- GIVEN EXERCISE
Answer with the number of lines in the listing below that contain the word "Panels", and nothing else.

- INFORMATION SUPPLIED
============

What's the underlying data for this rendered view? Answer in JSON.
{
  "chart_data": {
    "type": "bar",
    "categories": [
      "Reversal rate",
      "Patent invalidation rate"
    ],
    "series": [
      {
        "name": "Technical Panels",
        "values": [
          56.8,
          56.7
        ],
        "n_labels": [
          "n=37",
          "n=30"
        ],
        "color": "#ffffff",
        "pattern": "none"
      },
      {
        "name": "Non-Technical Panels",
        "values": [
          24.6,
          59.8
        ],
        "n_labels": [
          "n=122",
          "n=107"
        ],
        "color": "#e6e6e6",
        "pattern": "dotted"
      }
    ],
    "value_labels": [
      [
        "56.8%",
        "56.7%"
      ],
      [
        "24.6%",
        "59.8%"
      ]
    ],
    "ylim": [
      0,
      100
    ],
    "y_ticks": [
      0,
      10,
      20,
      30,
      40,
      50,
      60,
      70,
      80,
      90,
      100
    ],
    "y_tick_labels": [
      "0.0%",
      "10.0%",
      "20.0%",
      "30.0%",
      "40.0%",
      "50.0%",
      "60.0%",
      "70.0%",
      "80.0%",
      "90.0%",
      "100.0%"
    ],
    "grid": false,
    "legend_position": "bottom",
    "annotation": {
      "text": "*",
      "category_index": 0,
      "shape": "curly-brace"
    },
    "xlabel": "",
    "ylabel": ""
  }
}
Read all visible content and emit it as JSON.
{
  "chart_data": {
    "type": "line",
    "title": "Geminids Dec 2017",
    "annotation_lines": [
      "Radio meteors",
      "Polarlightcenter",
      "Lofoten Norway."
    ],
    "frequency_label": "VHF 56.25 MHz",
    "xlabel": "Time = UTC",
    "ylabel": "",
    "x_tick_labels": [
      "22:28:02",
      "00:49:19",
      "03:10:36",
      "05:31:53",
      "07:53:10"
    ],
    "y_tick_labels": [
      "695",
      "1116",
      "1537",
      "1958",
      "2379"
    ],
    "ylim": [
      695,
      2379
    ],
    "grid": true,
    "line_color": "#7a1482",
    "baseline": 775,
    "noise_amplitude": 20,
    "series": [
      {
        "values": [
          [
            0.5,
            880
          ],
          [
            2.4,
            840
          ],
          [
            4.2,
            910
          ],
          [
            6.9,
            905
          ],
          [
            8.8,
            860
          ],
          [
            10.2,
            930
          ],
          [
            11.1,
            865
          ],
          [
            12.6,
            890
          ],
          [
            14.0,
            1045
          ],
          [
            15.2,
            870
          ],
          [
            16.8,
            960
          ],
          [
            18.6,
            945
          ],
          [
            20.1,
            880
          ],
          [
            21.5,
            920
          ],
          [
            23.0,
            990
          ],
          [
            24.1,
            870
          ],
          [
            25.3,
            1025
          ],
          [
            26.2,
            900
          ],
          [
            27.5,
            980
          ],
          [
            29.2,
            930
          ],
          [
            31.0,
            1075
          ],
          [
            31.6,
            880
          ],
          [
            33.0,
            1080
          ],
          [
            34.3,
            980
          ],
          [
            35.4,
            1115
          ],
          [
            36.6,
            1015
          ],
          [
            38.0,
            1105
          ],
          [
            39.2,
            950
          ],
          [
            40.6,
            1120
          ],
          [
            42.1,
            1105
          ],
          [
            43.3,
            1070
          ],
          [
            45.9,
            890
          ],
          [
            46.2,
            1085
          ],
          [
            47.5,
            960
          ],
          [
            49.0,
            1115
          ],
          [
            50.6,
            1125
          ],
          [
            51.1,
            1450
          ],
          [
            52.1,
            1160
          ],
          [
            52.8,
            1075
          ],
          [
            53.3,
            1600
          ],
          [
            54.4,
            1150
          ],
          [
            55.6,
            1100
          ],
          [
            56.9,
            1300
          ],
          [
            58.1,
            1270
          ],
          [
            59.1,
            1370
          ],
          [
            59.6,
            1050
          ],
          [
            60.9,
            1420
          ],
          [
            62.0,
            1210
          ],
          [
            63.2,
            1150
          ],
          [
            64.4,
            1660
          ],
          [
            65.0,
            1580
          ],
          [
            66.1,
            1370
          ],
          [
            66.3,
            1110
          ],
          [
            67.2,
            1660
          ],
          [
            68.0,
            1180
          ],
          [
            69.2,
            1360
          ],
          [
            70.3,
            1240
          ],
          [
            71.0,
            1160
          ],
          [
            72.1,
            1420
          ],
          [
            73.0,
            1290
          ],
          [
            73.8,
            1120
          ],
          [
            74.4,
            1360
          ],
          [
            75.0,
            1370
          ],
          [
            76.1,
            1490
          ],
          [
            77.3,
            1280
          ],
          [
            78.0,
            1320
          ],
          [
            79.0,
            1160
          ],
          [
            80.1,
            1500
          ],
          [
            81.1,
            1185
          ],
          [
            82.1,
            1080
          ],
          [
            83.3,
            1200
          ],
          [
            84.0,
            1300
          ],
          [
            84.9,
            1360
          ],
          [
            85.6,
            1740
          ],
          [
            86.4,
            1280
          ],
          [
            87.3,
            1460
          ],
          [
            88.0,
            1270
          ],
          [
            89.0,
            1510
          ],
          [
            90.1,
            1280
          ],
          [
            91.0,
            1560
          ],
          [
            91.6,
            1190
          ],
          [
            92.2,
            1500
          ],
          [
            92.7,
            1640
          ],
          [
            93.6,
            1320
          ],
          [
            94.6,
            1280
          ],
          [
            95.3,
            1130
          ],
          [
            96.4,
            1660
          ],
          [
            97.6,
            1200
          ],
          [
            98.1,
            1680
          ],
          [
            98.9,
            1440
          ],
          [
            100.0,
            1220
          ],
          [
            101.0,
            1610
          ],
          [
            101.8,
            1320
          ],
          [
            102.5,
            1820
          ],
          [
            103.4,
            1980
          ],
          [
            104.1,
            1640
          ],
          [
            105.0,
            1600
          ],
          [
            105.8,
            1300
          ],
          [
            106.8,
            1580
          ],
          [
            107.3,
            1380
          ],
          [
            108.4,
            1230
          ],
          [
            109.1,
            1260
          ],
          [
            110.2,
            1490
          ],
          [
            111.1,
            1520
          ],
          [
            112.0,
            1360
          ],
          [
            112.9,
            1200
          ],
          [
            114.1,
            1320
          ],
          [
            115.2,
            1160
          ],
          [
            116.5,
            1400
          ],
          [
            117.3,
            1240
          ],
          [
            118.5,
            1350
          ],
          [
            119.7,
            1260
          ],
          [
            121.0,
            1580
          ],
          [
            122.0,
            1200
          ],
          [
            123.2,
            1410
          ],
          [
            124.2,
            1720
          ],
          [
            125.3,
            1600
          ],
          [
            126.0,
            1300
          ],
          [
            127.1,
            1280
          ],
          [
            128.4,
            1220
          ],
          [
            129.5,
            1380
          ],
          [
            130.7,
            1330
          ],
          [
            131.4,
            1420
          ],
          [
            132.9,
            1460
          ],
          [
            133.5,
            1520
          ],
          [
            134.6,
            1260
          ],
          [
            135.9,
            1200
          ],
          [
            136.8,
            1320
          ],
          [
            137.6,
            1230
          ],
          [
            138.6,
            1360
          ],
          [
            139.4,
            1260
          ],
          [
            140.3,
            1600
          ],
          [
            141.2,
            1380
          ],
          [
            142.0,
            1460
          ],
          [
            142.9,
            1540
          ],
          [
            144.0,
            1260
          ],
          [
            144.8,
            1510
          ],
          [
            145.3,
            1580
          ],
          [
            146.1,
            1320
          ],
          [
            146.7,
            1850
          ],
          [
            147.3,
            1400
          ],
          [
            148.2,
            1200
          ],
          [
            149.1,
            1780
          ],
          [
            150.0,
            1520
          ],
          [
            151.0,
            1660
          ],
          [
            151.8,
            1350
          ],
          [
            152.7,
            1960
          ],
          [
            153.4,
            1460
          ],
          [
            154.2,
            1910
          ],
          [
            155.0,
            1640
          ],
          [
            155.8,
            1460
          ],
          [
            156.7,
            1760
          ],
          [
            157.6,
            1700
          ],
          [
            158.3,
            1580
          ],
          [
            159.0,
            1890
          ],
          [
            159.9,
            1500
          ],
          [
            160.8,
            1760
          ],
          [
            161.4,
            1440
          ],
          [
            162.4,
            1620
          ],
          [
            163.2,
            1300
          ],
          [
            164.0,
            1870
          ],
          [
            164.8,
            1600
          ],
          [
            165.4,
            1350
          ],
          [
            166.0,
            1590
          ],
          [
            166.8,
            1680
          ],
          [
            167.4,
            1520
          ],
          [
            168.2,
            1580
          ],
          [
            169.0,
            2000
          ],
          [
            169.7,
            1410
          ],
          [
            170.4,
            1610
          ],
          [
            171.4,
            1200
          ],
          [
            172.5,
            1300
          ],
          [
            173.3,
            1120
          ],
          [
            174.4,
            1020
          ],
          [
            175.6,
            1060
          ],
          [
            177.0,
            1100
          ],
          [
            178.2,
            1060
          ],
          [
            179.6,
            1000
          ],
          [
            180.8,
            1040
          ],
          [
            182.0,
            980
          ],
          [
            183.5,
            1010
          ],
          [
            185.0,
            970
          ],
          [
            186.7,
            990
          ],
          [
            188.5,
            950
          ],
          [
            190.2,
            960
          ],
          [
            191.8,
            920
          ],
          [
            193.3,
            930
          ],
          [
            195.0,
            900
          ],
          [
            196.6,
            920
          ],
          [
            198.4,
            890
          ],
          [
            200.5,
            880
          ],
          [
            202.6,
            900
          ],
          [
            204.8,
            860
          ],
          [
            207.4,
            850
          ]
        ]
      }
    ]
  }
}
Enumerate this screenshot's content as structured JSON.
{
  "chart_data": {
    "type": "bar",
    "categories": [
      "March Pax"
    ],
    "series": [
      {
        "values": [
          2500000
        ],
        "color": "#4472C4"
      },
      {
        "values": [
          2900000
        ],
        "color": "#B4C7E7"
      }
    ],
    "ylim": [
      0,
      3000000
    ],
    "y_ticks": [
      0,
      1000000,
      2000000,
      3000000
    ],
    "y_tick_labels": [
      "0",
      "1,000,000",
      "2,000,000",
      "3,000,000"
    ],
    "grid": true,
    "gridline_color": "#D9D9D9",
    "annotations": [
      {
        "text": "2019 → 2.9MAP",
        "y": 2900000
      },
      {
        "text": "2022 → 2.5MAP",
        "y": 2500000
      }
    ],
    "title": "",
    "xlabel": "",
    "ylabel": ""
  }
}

============

- THE ANSWER
2